Find all lines in the records that include the word "about", and copy them out.
----
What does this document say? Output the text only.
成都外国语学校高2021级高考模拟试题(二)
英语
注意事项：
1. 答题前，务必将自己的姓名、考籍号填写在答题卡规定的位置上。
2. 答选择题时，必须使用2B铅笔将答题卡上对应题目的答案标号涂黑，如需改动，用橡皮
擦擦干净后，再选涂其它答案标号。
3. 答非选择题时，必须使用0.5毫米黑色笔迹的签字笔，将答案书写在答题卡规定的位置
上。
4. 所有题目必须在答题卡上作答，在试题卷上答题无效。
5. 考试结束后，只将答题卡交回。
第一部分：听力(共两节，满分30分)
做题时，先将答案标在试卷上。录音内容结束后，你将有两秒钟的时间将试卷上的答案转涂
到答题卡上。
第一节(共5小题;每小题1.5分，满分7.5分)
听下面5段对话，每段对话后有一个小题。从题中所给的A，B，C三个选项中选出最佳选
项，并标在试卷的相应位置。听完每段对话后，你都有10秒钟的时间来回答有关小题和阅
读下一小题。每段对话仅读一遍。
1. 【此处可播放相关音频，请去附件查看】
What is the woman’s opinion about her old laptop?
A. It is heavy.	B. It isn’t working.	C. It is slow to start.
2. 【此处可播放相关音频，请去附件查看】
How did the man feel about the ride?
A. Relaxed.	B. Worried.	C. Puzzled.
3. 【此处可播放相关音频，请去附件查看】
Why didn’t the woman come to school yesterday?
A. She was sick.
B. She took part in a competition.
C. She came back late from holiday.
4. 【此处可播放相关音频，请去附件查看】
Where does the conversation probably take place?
----
In response:
What is the woman’s opinion about her old laptop?
How did the man feel about the ride?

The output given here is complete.